**What is expected**
Find the lines holding "title" and copy them.

**Given records**
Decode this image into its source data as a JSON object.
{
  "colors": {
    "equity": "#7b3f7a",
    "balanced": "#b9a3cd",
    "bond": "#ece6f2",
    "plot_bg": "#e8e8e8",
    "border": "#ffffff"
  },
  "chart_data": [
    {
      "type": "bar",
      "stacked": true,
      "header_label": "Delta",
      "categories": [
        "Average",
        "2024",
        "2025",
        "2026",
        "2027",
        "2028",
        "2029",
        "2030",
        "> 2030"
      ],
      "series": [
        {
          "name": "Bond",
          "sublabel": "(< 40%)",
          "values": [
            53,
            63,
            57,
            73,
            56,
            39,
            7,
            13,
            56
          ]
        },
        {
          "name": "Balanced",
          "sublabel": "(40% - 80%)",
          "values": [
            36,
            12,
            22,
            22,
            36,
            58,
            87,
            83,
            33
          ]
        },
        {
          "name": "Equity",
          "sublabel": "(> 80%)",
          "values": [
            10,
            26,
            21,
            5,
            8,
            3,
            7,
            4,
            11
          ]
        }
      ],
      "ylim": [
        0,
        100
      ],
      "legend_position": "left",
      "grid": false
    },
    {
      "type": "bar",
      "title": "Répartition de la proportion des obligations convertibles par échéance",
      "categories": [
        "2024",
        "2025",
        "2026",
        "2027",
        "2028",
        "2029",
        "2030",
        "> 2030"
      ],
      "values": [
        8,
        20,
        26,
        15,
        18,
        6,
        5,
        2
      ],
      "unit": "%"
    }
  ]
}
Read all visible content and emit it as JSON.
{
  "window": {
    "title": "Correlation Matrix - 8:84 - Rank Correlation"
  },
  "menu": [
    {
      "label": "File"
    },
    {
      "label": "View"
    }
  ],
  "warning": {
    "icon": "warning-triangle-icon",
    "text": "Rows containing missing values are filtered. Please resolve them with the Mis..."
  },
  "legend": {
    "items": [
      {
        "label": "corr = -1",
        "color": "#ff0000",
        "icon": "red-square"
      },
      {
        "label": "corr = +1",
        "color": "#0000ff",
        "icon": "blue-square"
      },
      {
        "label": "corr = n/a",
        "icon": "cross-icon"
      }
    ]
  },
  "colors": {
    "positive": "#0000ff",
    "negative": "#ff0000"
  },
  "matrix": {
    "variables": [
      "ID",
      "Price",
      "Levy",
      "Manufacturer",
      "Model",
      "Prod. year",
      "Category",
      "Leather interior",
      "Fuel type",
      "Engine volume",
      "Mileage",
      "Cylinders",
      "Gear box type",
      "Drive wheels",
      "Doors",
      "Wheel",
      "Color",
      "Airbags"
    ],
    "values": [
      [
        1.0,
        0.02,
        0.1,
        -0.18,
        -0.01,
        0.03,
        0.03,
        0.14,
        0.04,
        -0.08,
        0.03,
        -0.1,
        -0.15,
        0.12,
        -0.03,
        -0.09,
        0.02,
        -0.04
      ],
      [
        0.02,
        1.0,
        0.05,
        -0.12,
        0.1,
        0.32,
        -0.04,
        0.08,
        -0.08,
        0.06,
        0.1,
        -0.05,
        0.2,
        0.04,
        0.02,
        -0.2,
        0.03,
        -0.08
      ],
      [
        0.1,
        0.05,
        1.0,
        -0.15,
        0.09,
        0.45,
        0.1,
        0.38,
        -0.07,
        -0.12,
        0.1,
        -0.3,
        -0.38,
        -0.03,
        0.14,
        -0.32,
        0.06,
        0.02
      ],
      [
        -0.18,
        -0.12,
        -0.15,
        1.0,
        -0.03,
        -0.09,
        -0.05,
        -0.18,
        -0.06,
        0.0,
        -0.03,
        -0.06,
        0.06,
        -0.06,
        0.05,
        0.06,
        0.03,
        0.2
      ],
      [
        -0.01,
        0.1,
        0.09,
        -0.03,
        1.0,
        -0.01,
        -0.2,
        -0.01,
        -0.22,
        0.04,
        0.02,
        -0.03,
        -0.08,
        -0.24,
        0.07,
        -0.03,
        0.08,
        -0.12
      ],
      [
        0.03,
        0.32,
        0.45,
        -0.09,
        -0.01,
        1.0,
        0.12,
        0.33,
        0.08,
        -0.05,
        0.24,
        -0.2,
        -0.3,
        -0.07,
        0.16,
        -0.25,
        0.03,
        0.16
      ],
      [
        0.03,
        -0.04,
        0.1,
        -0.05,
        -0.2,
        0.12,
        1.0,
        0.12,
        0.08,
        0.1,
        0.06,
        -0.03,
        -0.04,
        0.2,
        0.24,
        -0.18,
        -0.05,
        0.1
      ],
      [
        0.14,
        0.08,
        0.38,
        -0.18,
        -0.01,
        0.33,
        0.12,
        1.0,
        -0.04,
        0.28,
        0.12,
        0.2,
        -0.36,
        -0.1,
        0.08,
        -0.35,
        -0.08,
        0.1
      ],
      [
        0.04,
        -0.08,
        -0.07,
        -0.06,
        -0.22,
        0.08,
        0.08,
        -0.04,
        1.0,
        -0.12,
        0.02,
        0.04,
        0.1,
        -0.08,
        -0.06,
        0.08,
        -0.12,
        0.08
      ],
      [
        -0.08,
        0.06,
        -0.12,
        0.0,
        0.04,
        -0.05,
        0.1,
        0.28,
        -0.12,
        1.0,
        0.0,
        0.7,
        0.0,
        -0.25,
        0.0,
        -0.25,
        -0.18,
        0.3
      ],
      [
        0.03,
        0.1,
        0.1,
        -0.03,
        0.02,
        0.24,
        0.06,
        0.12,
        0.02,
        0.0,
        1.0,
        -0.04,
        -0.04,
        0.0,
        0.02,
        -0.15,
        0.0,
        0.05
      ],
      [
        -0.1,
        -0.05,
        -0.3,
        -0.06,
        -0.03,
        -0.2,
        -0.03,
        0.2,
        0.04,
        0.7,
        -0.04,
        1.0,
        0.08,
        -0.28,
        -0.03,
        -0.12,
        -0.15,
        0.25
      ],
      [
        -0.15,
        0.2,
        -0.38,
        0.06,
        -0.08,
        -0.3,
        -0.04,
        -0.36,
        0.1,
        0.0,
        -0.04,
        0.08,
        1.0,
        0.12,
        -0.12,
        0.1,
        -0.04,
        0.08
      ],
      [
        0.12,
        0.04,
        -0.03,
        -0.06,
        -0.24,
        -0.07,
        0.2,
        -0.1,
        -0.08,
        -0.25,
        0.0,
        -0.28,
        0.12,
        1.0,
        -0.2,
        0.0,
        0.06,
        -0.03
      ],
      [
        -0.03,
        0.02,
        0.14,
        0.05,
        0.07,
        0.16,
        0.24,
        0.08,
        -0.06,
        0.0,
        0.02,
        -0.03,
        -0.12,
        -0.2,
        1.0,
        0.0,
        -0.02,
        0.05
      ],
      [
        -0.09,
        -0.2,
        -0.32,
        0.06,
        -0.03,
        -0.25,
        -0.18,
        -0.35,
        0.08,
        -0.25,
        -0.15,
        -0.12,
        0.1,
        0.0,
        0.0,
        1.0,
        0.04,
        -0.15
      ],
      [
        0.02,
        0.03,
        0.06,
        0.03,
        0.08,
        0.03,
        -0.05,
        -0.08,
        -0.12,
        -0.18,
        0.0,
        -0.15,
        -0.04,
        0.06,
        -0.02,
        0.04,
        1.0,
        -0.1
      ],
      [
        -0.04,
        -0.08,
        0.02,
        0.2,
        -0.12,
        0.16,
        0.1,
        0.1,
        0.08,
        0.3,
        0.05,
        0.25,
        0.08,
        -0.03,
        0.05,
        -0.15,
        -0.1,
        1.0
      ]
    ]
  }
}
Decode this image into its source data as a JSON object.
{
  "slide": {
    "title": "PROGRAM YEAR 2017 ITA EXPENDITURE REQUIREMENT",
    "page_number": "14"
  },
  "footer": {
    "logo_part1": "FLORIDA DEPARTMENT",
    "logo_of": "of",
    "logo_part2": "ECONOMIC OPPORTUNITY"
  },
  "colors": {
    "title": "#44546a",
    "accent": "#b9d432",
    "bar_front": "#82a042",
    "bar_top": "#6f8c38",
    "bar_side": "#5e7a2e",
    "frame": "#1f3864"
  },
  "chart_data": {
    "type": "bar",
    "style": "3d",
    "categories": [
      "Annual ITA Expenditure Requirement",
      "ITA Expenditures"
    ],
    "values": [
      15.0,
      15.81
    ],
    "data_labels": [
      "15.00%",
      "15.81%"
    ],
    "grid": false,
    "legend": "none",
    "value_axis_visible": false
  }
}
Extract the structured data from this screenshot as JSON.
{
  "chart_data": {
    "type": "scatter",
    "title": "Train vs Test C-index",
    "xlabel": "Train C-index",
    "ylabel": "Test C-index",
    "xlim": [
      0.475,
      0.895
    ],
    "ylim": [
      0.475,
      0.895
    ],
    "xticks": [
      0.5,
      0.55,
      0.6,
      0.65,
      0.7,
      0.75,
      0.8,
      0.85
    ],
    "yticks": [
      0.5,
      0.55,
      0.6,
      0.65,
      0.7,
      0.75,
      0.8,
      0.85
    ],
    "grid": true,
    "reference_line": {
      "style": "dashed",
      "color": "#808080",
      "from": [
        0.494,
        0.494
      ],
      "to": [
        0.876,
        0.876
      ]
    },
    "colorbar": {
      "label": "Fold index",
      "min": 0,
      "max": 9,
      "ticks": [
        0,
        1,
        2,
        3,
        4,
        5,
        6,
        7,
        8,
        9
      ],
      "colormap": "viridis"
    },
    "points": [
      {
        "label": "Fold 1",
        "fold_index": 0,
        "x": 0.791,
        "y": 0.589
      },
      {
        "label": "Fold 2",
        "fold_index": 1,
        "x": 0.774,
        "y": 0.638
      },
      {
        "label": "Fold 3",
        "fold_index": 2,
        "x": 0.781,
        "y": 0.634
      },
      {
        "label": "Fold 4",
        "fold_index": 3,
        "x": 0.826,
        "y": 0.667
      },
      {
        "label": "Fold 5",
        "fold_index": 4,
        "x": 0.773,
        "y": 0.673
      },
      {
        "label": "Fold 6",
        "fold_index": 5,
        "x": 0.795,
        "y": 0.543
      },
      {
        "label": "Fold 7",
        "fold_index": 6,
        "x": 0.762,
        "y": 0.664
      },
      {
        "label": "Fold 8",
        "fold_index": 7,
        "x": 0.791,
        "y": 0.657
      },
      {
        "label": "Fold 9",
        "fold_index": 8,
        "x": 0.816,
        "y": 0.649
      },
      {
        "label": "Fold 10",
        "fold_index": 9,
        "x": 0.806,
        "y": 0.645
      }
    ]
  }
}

**Finished answer**
      "title": "Répartition de la proportion des obligations convertibles par échéance",
    "title": "Correlation Matrix - 8:84 - Rank Correlation"
    "title": "PROGRAM YEAR 2017 ITA EXPENDITURE REQUIREMENT",
    "title": "#44546a",
    "title": "Train vs Test C-index",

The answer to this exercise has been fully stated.